━━━━━ RECORDS PROVIDED

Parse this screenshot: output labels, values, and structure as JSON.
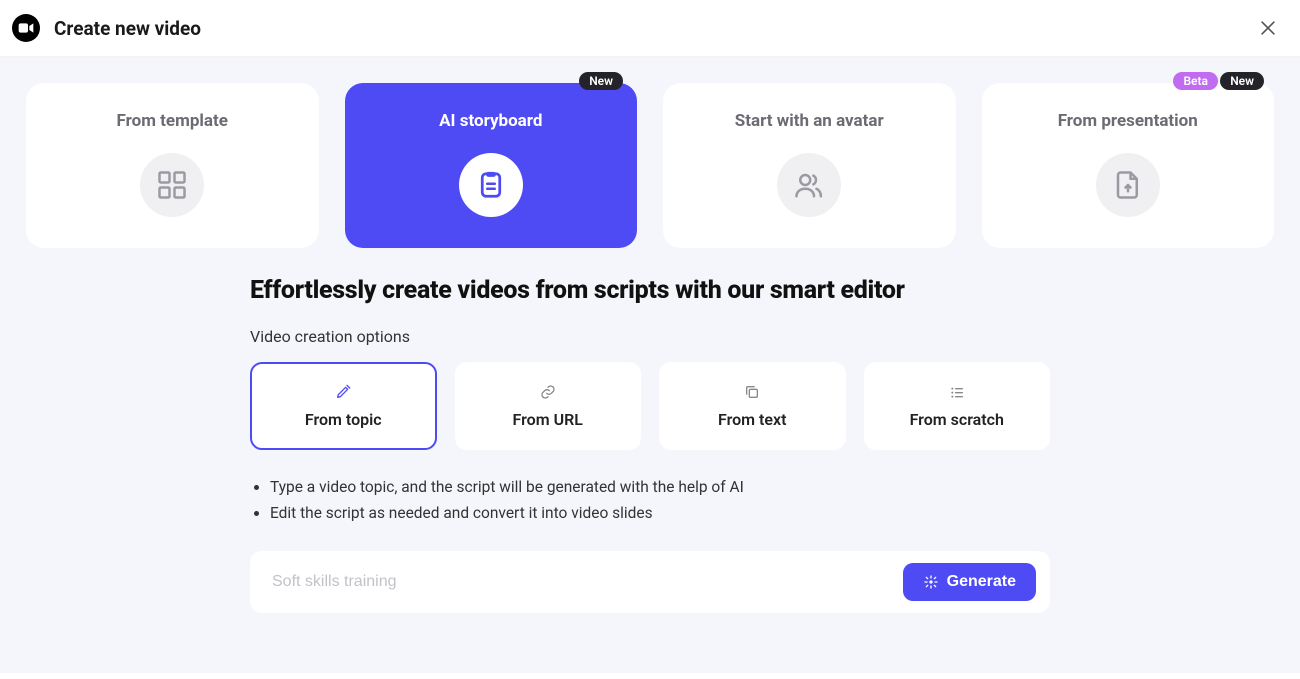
{
  "header": {
    "title": "Create new video"
  },
  "cards": [
    {
      "title": "From template",
      "badge": null,
      "badge2": null
    },
    {
      "title": "AI storyboard",
      "badge": "New",
      "badge2": null
    },
    {
      "title": "Start with an avatar",
      "badge": null,
      "badge2": null
    },
    {
      "title": "From presentation",
      "badge": "New",
      "badge2": "Beta"
    }
  ],
  "main": {
    "headline": "Effortlessly create videos from scripts with our smart editor",
    "subhead": "Video creation options",
    "options": [
      {
        "label": "From topic"
      },
      {
        "label": "From URL"
      },
      {
        "label": "From text"
      },
      {
        "label": "From scratch"
      }
    ],
    "bullets": [
      "Type a video topic, and the script will be generated with the help of AI",
      "Edit the script as needed and convert it into video slides"
    ],
    "input": {
      "placeholder": "Soft skills training",
      "value": ""
    },
    "generate_label": "Generate"
  }
}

━━━━━━━━━━

* PROBLEM: Keep the pictures out and write out the records exactly.

* TASK RESPONSE:
Parse this screenshot: output labels, values, and structure as JSON.
{
  "header": {
    "title": "Create new video"
  },
  "cards": [
    {
      "title": "From template",
      "badge": null,
      "badge2": null
    },
    {
      "title": "AI storyboard",
      "badge": "New",
      "badge2": null
    },
    {
      "title": "Start with an avatar",
      "badge": null,
      "badge2": null
    },
    {
      "title": "From presentation",
      "badge": "New",
      "badge2": "Beta"
    }
  ],
  "main": {
    "headline": "Effortlessly create videos from scripts with our smart editor",
    "subhead": "Video creation options",
    "options": [
      {
        "label": "From topic"
      },
      {
        "label": "From URL"
      },
      {
        "label": "From text"
      },
      {
        "label": "From scratch"
      }
    ],
    "bullets": [
      "Type a video topic, and the script will be generated with the help of AI",
      "Edit the script as needed and convert it into video slides"
    ],
    "input": {
      "placeholder": "Soft skills training",
      "value": ""
    },
    "generate_label": "Generate"
  }
}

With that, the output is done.